▸ **DO THIS**: Every entry below should be repeated exactly; the pictures should not.

▸ **DATA SUPPLIED**:
╔══

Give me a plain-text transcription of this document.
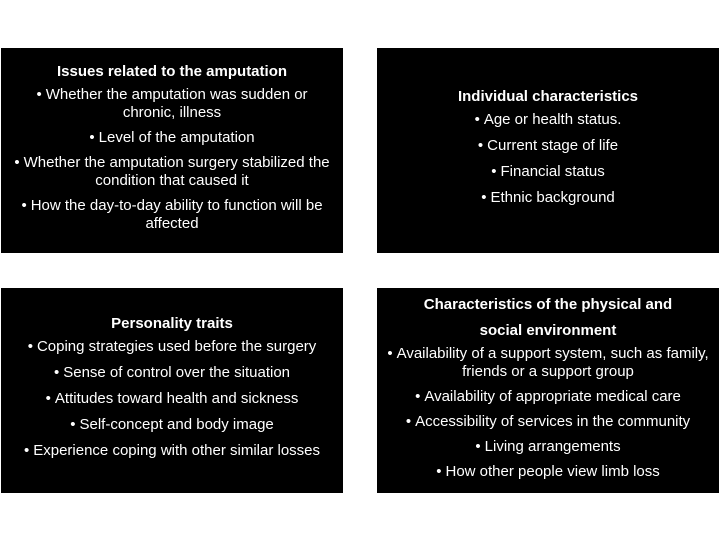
Issues related to the amputation
• Whether the amputation was sudden or chronic, illness
• Level of the amputation
• Whether the amputation surgery stabilized the condition that caused it
• How the day-to-day ability to function will be affected
Individual characteristics
• Age or health status.
• Current stage of life
• Financial status
• Ethnic background
Personality traits
• Coping strategies used before the surgery
• Sense of control over the situation
• Attitudes toward health and sickness
• Self-concept and body image
• Experience coping with other similar losses
Characteristics of the physical and
social environment
• Availability of a support system, such as family, friends or a support group
• Availability of appropriate medical care
• Accessibility of services in the community
• Living arrangements
• How other people view limb loss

╚══

▸ **SOLVED PROBLEM**:
Give me a plain-text transcription of this document.
Issues related to the amputation
• Whether the amputation was sudden or chronic, illness
• Level of the amputation
• Whether the amputation surgery stabilized the condition that caused it
• How the day-to-day ability to function will be affected
Individual characteristics
• Age or health status.
• Current stage of life
• Financial status
• Ethnic background
Personality traits
• Coping strategies used before the surgery
• Sense of control over the situation
• Attitudes toward health and sickness
• Self-concept and body image
• Experience coping with other similar losses
Characteristics of the physical and
social environment
• Availability of a support system, such as family, friends or a support group
• Availability of appropriate medical care
• Accessibility of services in the community
• Living arrangements
• How other people view limb loss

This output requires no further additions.